Given request: Work through the entries below and report how many lines include "JSON". The number alone is the answer.

Rows from a dataset:
○ ○ ○

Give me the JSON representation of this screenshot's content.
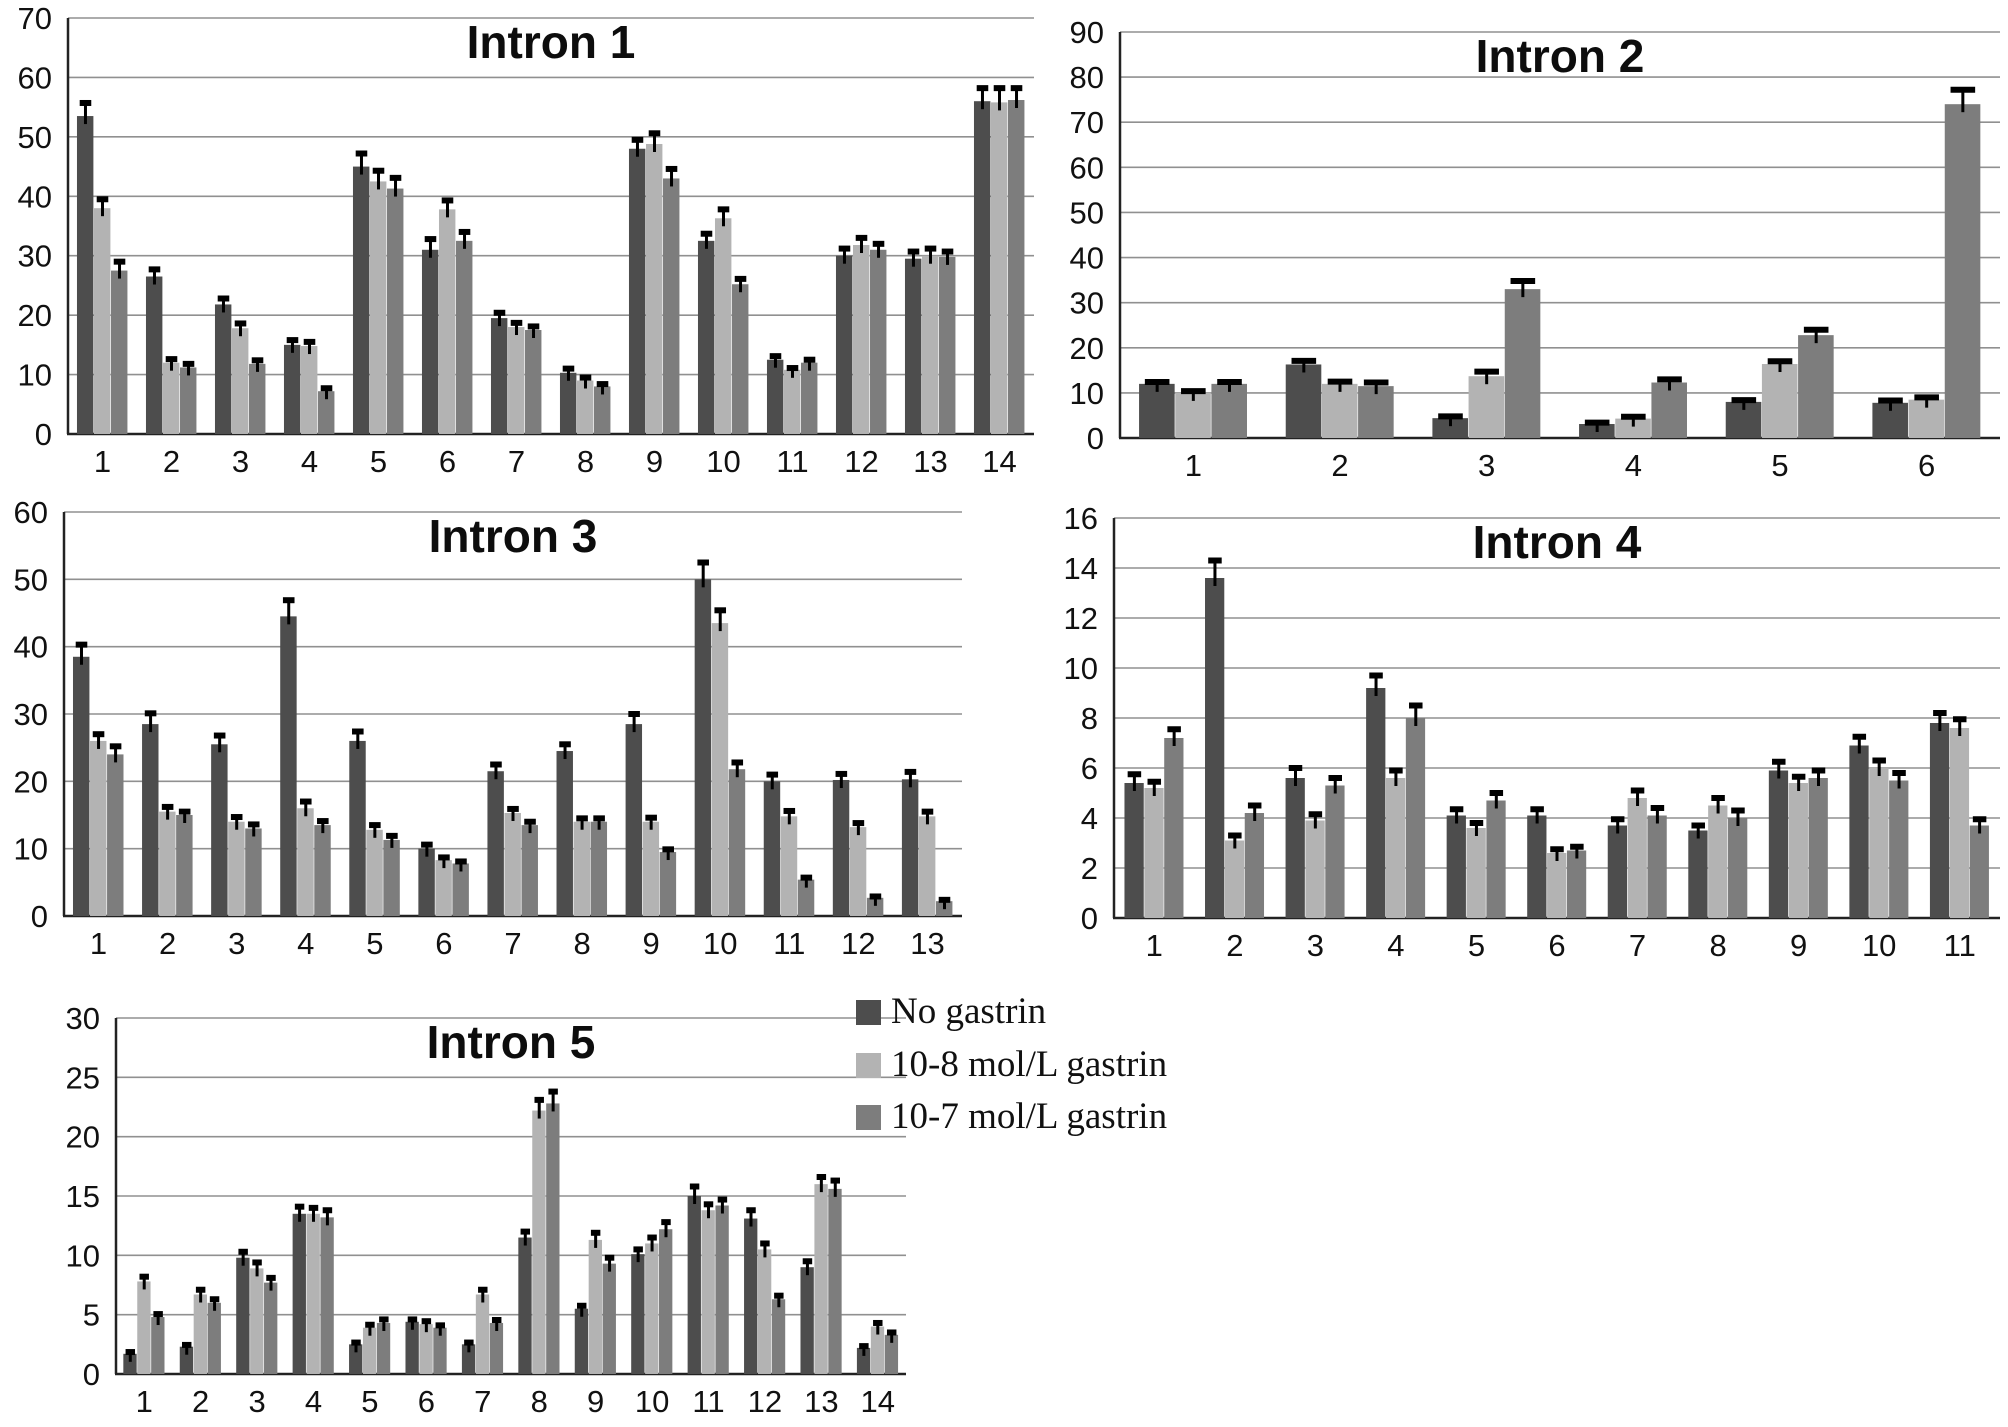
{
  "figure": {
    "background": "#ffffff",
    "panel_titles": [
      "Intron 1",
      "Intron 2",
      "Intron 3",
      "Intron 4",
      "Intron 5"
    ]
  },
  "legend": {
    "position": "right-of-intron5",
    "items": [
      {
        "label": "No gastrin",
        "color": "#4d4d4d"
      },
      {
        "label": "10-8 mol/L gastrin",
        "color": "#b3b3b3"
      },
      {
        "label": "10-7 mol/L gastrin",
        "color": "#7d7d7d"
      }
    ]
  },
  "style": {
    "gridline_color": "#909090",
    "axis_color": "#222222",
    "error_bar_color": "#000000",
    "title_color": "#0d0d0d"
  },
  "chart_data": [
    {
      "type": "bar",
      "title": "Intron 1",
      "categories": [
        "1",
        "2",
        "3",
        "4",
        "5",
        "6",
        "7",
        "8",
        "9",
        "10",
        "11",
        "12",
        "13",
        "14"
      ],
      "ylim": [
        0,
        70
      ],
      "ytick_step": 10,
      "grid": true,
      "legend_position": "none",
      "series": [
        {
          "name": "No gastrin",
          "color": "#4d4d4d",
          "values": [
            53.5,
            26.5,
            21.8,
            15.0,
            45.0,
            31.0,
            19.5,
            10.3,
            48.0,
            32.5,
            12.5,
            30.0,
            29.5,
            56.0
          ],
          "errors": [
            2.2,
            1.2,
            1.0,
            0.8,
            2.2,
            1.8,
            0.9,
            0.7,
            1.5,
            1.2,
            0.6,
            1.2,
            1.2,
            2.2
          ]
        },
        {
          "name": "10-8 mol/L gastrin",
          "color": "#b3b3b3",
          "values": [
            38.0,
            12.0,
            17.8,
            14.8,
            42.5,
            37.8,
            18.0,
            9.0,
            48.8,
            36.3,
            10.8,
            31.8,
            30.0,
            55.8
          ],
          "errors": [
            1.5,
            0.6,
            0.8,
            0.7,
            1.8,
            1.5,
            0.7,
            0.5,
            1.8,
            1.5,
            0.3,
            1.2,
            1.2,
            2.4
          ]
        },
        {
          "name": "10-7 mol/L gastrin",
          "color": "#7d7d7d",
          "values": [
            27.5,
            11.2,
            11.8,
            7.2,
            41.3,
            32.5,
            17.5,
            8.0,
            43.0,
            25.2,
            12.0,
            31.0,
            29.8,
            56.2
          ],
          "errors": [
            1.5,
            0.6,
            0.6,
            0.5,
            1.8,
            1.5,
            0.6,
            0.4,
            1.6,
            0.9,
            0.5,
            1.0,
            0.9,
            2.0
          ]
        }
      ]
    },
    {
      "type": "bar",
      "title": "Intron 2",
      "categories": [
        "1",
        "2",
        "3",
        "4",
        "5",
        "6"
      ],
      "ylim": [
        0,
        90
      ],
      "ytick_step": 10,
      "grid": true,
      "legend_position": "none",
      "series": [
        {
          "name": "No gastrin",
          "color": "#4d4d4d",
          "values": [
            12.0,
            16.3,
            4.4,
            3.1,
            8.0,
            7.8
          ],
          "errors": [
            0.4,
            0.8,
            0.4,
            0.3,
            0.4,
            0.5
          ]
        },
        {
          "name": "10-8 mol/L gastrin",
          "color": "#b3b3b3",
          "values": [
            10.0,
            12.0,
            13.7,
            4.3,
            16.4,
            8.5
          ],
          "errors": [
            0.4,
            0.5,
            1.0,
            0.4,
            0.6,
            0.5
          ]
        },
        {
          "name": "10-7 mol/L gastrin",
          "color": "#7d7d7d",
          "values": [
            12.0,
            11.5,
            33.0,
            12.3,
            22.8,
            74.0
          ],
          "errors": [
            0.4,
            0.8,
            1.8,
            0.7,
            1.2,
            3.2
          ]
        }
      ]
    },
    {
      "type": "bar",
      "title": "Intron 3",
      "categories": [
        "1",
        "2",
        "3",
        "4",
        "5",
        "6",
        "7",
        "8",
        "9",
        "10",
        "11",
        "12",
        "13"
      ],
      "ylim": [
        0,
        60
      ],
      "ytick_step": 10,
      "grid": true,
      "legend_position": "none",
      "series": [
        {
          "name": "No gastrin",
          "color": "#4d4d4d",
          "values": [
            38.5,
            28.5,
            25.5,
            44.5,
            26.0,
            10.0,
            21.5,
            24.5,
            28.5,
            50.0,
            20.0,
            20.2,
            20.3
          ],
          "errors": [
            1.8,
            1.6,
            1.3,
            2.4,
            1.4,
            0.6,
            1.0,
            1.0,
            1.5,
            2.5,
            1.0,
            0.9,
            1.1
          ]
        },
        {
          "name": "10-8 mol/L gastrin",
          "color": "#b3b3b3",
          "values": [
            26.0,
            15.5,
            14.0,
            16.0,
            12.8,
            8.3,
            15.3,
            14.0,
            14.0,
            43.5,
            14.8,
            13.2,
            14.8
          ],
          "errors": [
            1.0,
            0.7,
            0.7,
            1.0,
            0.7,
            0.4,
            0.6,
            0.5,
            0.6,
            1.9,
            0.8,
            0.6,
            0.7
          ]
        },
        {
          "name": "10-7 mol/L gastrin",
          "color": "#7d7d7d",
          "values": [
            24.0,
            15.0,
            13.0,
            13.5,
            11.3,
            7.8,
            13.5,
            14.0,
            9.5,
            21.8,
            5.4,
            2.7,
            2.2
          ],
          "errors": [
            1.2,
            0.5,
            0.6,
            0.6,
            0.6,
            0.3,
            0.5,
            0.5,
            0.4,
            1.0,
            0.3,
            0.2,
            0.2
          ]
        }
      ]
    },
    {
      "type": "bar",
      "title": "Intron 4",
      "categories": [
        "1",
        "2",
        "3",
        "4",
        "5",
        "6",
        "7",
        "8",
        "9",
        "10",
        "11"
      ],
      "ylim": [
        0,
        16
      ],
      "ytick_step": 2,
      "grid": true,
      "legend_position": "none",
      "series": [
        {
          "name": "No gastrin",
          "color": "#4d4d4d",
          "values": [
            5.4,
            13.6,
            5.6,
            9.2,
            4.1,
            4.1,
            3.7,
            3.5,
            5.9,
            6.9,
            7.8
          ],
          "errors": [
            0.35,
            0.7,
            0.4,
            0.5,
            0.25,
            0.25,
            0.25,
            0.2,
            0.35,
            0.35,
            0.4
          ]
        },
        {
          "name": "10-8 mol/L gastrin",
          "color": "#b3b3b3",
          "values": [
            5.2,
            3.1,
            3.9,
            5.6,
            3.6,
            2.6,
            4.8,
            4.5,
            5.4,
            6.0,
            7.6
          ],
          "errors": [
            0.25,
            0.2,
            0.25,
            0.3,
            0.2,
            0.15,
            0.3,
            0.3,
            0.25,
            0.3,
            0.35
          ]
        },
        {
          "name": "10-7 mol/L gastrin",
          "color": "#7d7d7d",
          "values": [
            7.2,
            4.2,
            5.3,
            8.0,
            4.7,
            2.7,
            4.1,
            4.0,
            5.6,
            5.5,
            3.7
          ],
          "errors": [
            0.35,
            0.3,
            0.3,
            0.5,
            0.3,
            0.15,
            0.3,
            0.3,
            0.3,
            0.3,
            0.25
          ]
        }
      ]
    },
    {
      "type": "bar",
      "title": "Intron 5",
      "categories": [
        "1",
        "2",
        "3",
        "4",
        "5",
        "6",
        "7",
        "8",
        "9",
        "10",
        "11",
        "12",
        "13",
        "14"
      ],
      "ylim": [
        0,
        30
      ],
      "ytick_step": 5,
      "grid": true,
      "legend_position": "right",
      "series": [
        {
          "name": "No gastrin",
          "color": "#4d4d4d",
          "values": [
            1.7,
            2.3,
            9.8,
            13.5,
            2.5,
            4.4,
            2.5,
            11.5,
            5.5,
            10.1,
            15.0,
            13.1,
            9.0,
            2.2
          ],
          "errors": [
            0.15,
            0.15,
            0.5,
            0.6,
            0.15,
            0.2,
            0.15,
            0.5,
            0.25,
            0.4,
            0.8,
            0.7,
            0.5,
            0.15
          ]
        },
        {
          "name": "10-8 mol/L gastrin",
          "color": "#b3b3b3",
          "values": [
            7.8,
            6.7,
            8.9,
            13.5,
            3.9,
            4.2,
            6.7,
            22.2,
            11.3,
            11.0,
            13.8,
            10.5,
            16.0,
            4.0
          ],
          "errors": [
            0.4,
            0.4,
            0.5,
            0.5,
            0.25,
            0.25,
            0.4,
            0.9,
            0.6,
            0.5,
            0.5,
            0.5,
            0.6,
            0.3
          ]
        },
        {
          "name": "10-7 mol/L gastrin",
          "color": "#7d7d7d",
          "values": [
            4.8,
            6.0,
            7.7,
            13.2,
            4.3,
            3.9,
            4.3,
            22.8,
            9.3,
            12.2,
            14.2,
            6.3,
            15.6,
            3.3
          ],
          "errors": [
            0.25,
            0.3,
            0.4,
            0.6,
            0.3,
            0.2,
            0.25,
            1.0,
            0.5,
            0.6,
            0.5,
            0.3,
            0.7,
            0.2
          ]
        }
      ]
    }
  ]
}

○ ○ ○

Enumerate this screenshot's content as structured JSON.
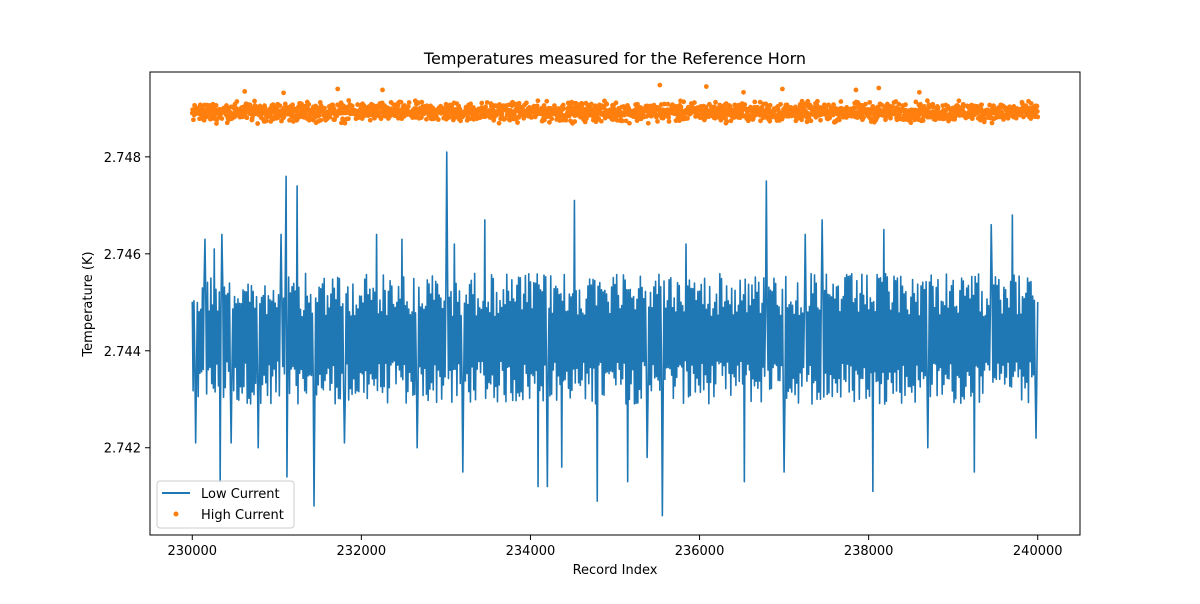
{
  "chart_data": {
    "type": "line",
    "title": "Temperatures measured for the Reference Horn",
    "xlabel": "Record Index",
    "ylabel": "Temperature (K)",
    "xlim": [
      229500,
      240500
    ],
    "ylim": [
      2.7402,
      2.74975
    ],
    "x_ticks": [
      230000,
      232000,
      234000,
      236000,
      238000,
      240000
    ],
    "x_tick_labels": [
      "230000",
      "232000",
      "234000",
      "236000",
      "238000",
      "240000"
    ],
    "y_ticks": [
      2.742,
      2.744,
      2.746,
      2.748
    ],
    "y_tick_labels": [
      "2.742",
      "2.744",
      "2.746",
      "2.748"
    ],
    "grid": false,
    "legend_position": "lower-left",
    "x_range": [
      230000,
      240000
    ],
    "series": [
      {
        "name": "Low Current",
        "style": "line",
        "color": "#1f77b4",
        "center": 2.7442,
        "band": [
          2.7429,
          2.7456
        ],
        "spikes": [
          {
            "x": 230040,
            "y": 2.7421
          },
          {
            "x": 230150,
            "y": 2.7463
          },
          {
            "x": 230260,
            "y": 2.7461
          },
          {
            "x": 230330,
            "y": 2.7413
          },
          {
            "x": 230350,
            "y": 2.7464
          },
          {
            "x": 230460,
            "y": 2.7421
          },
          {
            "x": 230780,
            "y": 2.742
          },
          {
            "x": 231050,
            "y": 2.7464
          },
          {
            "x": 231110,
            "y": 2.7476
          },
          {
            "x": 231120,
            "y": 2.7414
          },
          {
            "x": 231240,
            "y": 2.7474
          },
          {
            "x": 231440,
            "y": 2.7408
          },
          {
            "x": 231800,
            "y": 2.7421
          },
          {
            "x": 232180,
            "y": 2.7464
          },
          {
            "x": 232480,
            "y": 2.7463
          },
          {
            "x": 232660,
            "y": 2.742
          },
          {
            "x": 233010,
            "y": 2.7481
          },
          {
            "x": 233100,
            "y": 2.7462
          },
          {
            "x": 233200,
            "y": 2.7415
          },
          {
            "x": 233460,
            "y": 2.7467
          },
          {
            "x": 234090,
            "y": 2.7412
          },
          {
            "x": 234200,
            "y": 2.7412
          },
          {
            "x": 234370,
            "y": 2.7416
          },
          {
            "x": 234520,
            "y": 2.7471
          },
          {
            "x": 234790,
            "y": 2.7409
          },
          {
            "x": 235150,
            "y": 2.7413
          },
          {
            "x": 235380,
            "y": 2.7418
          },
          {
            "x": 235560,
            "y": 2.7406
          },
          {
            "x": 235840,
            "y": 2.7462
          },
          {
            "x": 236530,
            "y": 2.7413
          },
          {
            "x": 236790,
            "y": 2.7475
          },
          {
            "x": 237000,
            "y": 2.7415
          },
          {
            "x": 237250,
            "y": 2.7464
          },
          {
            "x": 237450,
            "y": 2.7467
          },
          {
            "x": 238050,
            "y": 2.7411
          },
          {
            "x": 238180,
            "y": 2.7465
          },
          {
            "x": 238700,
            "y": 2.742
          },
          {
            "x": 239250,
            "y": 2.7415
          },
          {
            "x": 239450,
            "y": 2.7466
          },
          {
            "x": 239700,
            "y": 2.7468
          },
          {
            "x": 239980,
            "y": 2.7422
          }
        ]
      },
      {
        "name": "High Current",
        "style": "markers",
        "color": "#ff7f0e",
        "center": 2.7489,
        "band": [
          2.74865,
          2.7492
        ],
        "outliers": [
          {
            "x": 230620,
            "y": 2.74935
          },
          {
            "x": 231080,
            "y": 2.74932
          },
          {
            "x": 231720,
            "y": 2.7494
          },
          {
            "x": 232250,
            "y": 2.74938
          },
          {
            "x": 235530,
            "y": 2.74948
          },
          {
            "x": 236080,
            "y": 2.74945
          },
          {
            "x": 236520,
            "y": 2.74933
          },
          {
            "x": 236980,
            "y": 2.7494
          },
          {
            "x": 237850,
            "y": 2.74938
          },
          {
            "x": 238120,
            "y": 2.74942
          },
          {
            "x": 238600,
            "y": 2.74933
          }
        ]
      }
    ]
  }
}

○ ○ ○

Result for this task: 2